Records shown |
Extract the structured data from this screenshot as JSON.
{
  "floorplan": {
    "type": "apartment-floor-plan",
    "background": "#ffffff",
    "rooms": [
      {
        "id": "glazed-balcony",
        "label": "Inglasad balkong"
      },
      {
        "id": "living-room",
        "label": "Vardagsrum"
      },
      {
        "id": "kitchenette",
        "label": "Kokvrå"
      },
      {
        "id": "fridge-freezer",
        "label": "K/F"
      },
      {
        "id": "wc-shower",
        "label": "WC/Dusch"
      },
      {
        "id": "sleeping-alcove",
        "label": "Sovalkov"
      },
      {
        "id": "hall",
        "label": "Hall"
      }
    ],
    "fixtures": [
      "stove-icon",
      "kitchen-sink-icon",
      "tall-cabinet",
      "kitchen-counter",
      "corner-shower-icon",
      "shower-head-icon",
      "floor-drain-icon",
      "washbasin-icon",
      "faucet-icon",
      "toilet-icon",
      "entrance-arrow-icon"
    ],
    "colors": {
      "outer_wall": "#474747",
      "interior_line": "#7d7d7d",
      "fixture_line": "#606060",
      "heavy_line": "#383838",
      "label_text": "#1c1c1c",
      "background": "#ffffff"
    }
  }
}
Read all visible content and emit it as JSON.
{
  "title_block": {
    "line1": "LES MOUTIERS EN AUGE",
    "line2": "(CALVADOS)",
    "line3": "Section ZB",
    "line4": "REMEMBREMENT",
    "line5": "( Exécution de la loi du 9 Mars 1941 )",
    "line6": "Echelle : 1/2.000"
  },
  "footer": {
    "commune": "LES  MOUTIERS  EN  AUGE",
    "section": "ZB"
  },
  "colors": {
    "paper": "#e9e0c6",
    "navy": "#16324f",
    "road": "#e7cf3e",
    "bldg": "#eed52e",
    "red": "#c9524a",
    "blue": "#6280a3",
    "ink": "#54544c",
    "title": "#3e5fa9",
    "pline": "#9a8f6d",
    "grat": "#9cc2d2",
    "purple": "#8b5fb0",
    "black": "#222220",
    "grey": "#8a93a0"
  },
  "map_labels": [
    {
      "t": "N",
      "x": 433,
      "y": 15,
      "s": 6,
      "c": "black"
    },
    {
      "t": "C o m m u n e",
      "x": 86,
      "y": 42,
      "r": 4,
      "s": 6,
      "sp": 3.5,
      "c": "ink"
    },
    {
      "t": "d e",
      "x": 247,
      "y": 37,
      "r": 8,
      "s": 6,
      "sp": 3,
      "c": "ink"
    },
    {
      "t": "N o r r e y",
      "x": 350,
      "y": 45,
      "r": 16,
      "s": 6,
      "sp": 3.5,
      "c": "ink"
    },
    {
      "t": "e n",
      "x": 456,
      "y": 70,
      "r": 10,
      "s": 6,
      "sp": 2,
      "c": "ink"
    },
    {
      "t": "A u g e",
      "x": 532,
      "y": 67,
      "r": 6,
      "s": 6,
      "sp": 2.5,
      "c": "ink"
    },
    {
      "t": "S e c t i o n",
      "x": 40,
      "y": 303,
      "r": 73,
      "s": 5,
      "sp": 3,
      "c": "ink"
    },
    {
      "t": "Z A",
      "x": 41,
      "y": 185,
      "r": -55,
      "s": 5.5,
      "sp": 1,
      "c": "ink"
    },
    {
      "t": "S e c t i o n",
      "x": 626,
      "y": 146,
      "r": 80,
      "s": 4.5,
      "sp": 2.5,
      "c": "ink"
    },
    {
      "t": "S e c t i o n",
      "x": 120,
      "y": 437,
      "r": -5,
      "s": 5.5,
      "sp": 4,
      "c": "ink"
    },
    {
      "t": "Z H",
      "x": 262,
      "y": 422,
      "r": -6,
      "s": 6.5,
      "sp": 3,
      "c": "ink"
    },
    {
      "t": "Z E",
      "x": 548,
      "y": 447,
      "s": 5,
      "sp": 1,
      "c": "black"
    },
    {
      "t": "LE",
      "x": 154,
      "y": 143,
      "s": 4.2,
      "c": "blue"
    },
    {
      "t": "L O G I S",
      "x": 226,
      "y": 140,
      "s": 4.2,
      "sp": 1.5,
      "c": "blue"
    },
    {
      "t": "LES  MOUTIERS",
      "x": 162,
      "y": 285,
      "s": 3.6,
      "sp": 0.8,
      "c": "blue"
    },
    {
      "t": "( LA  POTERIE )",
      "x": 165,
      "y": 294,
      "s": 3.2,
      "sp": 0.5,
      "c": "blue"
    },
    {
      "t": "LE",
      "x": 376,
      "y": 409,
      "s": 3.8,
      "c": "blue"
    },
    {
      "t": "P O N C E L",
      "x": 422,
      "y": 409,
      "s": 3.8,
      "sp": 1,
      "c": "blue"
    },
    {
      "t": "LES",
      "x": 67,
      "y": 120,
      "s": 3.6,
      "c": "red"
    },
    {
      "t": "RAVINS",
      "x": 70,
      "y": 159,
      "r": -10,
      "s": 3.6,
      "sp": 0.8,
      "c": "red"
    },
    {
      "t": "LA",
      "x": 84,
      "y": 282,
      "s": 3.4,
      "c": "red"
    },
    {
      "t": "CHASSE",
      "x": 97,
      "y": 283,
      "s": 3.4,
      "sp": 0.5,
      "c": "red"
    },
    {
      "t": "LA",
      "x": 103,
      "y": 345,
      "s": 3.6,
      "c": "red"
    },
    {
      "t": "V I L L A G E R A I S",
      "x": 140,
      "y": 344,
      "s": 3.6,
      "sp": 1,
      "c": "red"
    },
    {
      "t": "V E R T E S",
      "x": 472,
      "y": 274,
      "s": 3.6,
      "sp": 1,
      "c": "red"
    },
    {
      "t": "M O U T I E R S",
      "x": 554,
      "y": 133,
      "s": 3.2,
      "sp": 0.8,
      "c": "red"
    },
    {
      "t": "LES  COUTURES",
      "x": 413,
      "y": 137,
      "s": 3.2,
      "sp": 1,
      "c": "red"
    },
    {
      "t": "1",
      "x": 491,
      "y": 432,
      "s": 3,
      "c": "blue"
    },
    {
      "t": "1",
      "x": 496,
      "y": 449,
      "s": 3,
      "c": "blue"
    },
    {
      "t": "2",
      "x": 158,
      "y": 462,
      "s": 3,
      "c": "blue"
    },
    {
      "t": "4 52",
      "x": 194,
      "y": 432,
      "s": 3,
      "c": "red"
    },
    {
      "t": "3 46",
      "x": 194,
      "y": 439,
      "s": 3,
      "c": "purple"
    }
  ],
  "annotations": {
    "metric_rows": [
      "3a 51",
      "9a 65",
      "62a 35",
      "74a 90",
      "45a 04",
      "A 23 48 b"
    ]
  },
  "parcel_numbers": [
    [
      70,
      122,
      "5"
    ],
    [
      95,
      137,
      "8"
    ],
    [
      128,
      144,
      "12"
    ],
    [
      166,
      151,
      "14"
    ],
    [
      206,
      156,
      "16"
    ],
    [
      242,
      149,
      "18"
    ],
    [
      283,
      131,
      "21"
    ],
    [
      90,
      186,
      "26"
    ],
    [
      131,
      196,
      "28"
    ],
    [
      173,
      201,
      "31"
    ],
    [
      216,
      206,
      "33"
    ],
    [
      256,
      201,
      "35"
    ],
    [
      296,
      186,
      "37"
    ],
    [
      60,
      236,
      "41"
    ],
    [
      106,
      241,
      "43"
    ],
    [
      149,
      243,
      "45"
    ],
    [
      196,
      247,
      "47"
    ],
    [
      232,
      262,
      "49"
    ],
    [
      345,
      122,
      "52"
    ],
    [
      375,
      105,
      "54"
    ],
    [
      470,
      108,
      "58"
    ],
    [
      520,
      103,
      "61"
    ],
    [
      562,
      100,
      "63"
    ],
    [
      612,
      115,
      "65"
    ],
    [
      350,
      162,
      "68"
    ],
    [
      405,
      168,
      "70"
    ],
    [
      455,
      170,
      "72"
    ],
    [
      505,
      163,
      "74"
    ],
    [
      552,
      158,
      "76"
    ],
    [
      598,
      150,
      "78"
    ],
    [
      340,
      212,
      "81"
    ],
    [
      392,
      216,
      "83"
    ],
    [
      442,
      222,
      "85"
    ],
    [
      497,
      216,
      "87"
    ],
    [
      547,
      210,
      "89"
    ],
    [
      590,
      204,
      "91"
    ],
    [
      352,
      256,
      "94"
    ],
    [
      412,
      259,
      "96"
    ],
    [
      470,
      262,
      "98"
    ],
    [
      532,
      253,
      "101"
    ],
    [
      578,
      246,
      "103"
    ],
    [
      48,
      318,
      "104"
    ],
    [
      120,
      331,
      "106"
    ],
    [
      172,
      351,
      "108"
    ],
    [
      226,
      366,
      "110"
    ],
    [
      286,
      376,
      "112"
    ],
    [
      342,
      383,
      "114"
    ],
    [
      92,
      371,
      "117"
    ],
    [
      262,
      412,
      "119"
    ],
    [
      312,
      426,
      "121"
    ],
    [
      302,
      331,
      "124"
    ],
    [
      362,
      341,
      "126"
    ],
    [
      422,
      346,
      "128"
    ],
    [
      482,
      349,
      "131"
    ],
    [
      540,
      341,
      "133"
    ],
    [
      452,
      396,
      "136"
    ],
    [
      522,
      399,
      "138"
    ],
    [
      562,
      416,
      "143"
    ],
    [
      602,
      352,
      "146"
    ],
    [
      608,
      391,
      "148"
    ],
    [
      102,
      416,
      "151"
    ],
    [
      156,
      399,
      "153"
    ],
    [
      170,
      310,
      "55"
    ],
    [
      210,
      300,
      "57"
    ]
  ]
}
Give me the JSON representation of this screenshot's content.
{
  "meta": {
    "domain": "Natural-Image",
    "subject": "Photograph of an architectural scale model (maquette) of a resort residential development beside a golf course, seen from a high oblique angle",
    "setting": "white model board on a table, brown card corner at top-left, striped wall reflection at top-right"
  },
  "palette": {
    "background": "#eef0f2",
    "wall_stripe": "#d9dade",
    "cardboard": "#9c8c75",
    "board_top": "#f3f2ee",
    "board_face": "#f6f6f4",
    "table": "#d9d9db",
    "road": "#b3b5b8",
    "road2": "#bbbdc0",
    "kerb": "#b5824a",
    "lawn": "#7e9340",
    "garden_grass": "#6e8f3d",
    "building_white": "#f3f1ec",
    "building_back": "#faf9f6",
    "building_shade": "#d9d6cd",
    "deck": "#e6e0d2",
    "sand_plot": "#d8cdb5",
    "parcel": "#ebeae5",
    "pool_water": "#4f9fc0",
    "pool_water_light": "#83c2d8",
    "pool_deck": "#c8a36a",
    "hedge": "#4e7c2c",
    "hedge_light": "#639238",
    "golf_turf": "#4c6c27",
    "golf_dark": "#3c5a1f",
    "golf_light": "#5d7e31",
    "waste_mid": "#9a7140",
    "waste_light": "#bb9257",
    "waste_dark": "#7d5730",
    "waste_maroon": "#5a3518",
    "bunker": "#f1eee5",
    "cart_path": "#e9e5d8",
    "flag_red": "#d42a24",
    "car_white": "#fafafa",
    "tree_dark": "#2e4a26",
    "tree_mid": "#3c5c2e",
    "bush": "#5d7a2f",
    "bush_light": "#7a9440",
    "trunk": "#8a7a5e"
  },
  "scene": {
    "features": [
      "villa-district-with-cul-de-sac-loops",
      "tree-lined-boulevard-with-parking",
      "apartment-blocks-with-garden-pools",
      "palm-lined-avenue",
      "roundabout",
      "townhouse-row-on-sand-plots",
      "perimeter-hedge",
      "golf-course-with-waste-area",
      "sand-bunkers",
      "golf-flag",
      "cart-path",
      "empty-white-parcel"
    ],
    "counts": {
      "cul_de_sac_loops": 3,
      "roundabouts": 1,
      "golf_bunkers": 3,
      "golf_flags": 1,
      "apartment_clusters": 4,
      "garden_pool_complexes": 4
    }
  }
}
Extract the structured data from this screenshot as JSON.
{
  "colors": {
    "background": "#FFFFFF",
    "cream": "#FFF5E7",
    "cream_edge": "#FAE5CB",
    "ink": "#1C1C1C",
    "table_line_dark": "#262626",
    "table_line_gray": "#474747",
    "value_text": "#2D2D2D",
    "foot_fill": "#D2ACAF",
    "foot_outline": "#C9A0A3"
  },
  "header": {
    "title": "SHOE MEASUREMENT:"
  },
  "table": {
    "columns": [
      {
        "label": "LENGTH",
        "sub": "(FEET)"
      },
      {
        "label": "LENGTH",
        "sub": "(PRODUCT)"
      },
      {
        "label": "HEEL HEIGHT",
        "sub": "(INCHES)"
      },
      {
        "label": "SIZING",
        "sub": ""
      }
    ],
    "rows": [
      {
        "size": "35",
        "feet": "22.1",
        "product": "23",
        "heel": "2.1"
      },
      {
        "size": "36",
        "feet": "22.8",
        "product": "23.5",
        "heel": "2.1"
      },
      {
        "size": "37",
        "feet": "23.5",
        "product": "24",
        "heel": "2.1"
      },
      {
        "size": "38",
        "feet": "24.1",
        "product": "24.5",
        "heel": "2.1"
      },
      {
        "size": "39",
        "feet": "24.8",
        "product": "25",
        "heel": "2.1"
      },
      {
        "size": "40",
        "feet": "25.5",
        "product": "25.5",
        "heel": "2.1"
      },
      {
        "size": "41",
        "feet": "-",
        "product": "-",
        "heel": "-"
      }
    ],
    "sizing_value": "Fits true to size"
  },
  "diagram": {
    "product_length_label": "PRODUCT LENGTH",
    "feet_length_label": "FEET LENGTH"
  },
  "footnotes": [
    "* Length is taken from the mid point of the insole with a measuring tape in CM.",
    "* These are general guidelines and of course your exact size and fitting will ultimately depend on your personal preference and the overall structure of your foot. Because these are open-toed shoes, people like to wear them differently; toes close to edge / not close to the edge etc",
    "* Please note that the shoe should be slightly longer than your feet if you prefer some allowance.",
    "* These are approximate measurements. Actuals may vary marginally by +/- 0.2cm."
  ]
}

What you are asked to do | Reply with nothing but the number of lines that contain the word "from".

Exercise solution | 4